Aim => Where a line contains the word "name", copy that line in full.

Figure collection entries
= = = = = = =
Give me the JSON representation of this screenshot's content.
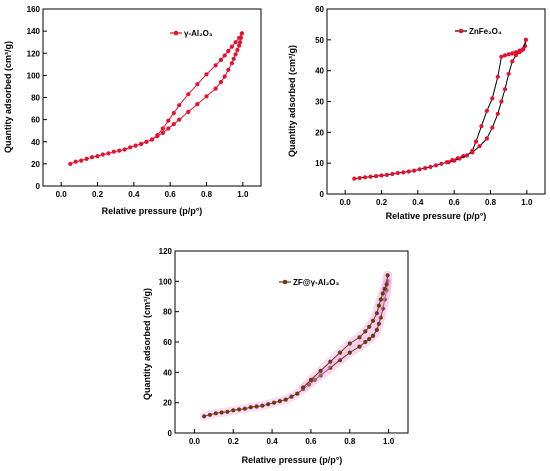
{
  "chart_data": [
    {
      "id": "a",
      "type": "line",
      "xlabel": "Relative pressure (p/p°)",
      "ylabel": "Quantity adsorbed (cm³/g)",
      "xlim": [
        -0.1,
        1.1
      ],
      "ylim": [
        0,
        160
      ],
      "xticks": [
        "0.0",
        "0.2",
        "0.4",
        "0.6",
        "0.8",
        "1.0"
      ],
      "yticks": [
        "0",
        "20",
        "40",
        "60",
        "80",
        "100",
        "120",
        "140",
        "160"
      ],
      "legend": "γ-Al₂O₃",
      "legend_position": "top-right",
      "series": [
        {
          "name": "γ-Al₂O₃",
          "color": "#e8102e",
          "marker_color": "#e8102e",
          "adsorption": {
            "x": [
              0.05,
              0.08,
              0.11,
              0.14,
              0.17,
              0.2,
              0.23,
              0.26,
              0.29,
              0.32,
              0.35,
              0.38,
              0.41,
              0.44,
              0.47,
              0.5,
              0.53,
              0.56,
              0.59,
              0.62,
              0.65,
              0.7,
              0.75,
              0.8,
              0.85,
              0.88,
              0.9,
              0.92,
              0.94,
              0.95,
              0.96,
              0.97,
              0.98,
              0.985,
              0.99,
              0.995
            ],
            "y": [
              20,
              22,
              23,
              24.5,
              26,
              27,
              28.5,
              29.5,
              31,
              32,
              33,
              35,
              36.5,
              38,
              40,
              42,
              45,
              48,
              52,
              56,
              60,
              67,
              74,
              81,
              88,
              94,
              99,
              105,
              111,
              115,
              119,
              123,
              127,
              130,
              134,
              138
            ]
          },
          "desorption": {
            "x": [
              0.995,
              0.98,
              0.96,
              0.94,
              0.92,
              0.9,
              0.88,
              0.85,
              0.8,
              0.75,
              0.7,
              0.65,
              0.62,
              0.59,
              0.56,
              0.53,
              0.5,
              0.47,
              0.44
            ],
            "y": [
              138,
              134,
              130,
              126,
              122,
              118,
              114,
              109,
              101,
              92,
              83,
              73,
              66,
              59,
              52,
              46,
              42,
              40,
              38
            ]
          }
        }
      ]
    },
    {
      "id": "b",
      "type": "line",
      "xlabel": "Relative pressure (p/p°)",
      "ylabel": "Quantity adsorbed (cm³/g)",
      "xlim": [
        -0.1,
        1.1
      ],
      "ylim": [
        0,
        60
      ],
      "xticks": [
        "0.0",
        "0.2",
        "0.4",
        "0.6",
        "0.8",
        "1.0"
      ],
      "yticks": [
        "0",
        "10",
        "20",
        "30",
        "40",
        "50",
        "60"
      ],
      "legend": "ZnFe₂O₄",
      "legend_position": "top-right",
      "series": [
        {
          "name": "ZnFe₂O₄",
          "color": "#000000",
          "marker_color": "#e8102e",
          "adsorption": {
            "x": [
              0.05,
              0.08,
              0.11,
              0.14,
              0.17,
              0.2,
              0.23,
              0.26,
              0.29,
              0.32,
              0.35,
              0.38,
              0.41,
              0.44,
              0.47,
              0.5,
              0.53,
              0.56,
              0.59,
              0.62,
              0.65,
              0.7,
              0.74,
              0.78,
              0.81,
              0.84,
              0.86,
              0.88,
              0.9,
              0.92,
              0.94,
              0.96,
              0.97,
              0.98,
              0.99,
              0.995
            ],
            "y": [
              5,
              5.2,
              5.4,
              5.6,
              5.8,
              6,
              6.2,
              6.5,
              6.8,
              7,
              7.3,
              7.6,
              8,
              8.4,
              8.8,
              9.3,
              9.8,
              10.3,
              11,
              11.6,
              12.3,
              13.5,
              15.5,
              18,
              21.5,
              26,
              30,
              34,
              39,
              43,
              45,
              46,
              46.5,
              47,
              48,
              50
            ]
          },
          "desorption": {
            "x": [
              0.995,
              0.98,
              0.96,
              0.94,
              0.92,
              0.9,
              0.88,
              0.86,
              0.84,
              0.81,
              0.78,
              0.75,
              0.72,
              0.7,
              0.67,
              0.63,
              0.6,
              0.57
            ],
            "y": [
              50,
              47,
              46.5,
              46,
              45.6,
              45.3,
              45,
              44.5,
              38,
              31,
              27,
              22,
              17,
              14,
              12.5,
              11.5,
              10.8,
              10.3
            ]
          }
        }
      ]
    },
    {
      "id": "c",
      "type": "line",
      "xlabel": "Relative pressure (p/p°)",
      "ylabel": "Quantity adsorbed (cm³/g)",
      "xlim": [
        -0.1,
        1.1
      ],
      "ylim": [
        0,
        120
      ],
      "xticks": [
        "0.0",
        "0.2",
        "0.4",
        "0.6",
        "0.8",
        "1.0"
      ],
      "yticks": [
        "0",
        "20",
        "40",
        "60",
        "80",
        "100",
        "120"
      ],
      "legend": "ZF@γ-Al₂O₃",
      "legend_position": "top-right",
      "series": [
        {
          "name": "ZF@γ-Al₂O₃",
          "color": "#6b3a12",
          "marker_color": "#6b3a12",
          "adsorption": {
            "x": [
              0.05,
              0.08,
              0.11,
              0.14,
              0.17,
              0.2,
              0.23,
              0.26,
              0.29,
              0.32,
              0.35,
              0.38,
              0.41,
              0.44,
              0.47,
              0.5,
              0.53,
              0.56,
              0.59,
              0.62,
              0.65,
              0.7,
              0.75,
              0.8,
              0.85,
              0.88,
              0.9,
              0.92,
              0.94,
              0.95,
              0.96,
              0.97,
              0.98,
              0.99,
              0.995
            ],
            "y": [
              11,
              12,
              13,
              13.5,
              14,
              15,
              15.5,
              16,
              17,
              17.5,
              18,
              19,
              20,
              21,
              22,
              24,
              26,
              29,
              32,
              35,
              38,
              43,
              48,
              53,
              57,
              60,
              62,
              64,
              68,
              72,
              76,
              82,
              88,
              94,
              100
            ]
          },
          "desorption": {
            "x": [
              0.995,
              0.99,
              0.98,
              0.97,
              0.96,
              0.95,
              0.94,
              0.92,
              0.9,
              0.88,
              0.85,
              0.8,
              0.75,
              0.7,
              0.65,
              0.6,
              0.56
            ],
            "y": [
              104,
              98,
              95,
              92,
              88,
              84,
              79,
              74,
              70,
              67,
              63,
              59,
              53,
              47,
              41,
              35,
              30
            ]
          }
        }
      ]
    }
  ]
}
= = = = = = =
Answer for the task =>
          "name": "γ-Al₂O₃",
          "name": "ZnFe₂O₄",
          "name": "ZF@γ-Al₂O₃",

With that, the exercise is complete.